Can you extract, unchanged, the lines of the items below, from the first one through the line holding "v3-label: V3 — [508, 112, 522, 124]", with both ends included?

-- START --

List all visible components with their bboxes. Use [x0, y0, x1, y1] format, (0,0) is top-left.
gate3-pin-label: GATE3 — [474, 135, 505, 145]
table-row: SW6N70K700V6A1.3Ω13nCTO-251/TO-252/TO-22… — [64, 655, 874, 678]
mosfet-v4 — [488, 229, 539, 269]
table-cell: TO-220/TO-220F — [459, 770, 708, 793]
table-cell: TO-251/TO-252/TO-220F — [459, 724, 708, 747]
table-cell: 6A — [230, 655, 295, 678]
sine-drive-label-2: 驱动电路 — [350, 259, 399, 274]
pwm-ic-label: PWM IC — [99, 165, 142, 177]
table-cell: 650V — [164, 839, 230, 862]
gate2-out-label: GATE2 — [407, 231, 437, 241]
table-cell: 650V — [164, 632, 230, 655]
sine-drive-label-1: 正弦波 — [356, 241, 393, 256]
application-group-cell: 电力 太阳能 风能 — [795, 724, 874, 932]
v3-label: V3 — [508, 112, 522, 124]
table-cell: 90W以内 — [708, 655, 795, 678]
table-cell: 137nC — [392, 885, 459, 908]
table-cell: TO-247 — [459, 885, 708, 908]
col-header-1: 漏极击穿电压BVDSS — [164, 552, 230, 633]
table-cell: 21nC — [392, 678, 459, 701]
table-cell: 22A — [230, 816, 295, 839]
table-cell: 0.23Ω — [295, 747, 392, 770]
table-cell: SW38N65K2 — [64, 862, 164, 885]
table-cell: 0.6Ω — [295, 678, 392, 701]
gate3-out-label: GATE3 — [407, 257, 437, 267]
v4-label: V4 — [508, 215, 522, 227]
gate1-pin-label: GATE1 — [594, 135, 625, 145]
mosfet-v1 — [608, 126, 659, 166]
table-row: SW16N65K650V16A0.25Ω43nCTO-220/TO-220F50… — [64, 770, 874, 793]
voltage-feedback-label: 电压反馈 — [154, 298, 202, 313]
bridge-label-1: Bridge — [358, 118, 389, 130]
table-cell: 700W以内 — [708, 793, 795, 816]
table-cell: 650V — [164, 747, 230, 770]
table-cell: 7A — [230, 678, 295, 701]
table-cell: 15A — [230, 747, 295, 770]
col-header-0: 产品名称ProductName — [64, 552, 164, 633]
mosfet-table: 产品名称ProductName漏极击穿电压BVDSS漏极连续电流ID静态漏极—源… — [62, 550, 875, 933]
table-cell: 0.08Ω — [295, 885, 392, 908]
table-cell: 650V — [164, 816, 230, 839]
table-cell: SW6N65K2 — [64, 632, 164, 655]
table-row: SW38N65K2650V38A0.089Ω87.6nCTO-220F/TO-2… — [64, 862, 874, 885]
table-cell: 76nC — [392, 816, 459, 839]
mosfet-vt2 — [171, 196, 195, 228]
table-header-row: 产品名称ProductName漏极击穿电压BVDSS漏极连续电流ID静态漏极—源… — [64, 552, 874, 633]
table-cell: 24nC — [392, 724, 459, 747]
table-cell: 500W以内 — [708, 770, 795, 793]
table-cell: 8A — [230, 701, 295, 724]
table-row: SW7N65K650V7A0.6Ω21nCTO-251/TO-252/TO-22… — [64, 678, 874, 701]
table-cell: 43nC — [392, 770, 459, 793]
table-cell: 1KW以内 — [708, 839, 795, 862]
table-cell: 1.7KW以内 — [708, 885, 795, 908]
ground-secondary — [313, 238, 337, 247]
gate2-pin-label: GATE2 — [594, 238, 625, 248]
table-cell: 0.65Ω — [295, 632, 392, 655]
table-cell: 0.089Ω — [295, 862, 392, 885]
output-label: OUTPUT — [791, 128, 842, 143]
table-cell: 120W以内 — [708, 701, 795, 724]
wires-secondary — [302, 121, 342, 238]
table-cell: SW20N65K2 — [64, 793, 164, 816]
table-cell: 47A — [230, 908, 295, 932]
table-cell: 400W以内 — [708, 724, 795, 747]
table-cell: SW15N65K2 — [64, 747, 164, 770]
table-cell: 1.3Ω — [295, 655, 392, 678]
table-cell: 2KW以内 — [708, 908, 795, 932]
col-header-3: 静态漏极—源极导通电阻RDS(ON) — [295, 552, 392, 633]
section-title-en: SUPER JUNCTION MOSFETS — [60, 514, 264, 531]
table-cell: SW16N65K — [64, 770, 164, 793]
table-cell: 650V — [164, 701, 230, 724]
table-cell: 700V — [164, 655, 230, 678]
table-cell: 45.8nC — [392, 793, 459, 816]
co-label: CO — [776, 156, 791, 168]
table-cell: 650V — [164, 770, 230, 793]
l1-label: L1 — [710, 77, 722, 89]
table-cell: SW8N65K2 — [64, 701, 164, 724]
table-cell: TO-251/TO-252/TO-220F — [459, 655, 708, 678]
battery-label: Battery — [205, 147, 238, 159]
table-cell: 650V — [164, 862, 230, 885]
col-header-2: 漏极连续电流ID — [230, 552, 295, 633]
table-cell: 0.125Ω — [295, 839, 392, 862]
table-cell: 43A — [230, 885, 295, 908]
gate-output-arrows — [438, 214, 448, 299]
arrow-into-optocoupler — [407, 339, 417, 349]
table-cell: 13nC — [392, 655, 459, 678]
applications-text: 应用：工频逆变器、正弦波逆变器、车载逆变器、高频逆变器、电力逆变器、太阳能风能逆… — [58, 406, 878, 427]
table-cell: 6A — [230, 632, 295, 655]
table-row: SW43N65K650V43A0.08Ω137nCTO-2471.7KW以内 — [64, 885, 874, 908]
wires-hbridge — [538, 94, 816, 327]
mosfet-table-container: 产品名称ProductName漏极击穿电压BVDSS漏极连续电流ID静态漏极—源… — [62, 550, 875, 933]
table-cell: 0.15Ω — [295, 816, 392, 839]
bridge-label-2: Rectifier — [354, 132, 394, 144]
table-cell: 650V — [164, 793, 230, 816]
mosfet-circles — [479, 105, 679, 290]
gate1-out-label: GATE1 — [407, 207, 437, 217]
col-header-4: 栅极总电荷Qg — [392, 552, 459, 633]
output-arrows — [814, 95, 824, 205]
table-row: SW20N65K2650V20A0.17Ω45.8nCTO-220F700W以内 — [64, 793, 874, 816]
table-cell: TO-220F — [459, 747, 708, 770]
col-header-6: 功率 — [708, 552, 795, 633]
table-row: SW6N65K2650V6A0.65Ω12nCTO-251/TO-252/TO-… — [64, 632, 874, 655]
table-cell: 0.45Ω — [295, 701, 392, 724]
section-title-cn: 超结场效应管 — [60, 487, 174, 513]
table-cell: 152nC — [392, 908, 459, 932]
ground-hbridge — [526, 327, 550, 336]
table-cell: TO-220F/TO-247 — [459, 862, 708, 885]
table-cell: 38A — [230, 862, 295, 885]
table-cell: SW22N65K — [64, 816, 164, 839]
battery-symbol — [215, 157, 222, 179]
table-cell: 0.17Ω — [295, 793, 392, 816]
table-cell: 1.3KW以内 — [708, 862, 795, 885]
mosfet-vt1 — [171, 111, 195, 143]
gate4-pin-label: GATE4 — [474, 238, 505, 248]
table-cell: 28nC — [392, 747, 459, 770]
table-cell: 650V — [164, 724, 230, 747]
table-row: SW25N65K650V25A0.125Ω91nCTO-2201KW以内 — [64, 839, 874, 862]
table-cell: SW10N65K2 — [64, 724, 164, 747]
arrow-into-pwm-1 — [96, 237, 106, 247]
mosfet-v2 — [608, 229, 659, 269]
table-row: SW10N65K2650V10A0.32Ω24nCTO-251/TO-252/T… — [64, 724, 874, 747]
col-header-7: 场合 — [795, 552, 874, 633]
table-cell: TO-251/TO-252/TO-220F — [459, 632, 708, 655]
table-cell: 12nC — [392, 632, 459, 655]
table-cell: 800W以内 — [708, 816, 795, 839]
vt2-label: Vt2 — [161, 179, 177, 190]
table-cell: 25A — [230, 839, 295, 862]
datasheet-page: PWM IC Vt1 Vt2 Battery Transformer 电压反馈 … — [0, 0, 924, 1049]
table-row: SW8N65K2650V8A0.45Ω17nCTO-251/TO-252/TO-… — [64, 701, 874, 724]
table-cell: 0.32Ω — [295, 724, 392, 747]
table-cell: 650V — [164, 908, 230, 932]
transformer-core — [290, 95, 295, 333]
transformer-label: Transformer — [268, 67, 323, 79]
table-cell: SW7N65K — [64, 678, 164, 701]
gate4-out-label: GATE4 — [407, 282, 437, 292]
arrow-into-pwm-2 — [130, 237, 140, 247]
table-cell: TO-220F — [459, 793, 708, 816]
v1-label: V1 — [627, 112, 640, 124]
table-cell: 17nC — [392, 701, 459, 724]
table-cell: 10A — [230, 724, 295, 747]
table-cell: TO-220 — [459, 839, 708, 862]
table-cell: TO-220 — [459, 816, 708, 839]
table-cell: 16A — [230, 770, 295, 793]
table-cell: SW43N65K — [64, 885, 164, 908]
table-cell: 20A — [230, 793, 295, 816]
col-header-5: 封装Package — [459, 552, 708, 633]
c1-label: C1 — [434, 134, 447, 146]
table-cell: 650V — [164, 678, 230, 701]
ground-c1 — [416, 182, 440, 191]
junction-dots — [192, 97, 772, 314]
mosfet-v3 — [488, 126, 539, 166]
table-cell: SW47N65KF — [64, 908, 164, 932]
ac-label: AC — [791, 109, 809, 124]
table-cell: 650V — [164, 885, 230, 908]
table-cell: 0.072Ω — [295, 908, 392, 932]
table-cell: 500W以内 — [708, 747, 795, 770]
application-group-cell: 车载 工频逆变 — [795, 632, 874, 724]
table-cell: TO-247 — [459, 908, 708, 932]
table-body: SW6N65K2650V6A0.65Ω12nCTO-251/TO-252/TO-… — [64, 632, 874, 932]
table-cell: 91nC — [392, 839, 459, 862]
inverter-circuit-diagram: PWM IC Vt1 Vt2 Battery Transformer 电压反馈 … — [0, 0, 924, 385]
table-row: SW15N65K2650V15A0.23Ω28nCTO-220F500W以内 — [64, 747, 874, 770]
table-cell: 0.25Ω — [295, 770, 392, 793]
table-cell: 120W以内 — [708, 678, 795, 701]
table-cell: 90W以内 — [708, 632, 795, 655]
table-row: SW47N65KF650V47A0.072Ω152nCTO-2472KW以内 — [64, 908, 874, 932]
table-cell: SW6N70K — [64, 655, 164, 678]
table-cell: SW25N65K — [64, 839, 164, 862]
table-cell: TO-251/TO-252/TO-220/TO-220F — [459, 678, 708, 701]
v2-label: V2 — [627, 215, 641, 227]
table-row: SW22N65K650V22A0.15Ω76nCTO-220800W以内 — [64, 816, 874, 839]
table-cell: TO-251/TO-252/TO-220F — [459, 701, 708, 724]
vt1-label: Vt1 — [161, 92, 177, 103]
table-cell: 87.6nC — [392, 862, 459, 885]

-- END --

## [WORKED ANSWER]
List all visible components with their bboxes. Use [x0, y0, x1, y1] format, (0,0) is top-left.
gate3-pin-label: GATE3 — [474, 135, 505, 145]
table-row: SW6N70K700V6A1.3Ω13nCTO-251/TO-252/TO-22… — [64, 655, 874, 678]
mosfet-v4 — [488, 229, 539, 269]
table-cell: TO-220/TO-220F — [459, 770, 708, 793]
table-cell: TO-251/TO-252/TO-220F — [459, 724, 708, 747]
table-cell: 6A — [230, 655, 295, 678]
sine-drive-label-2: 驱动电路 — [350, 259, 399, 274]
pwm-ic-label: PWM IC — [99, 165, 142, 177]
table-cell: 650V — [164, 839, 230, 862]
gate2-out-label: GATE2 — [407, 231, 437, 241]
table-cell: 650V — [164, 632, 230, 655]
sine-drive-label-1: 正弦波 — [356, 241, 393, 256]
application-group-cell: 电力 太阳能 风能 — [795, 724, 874, 932]
v3-label: V3 — [508, 112, 522, 124]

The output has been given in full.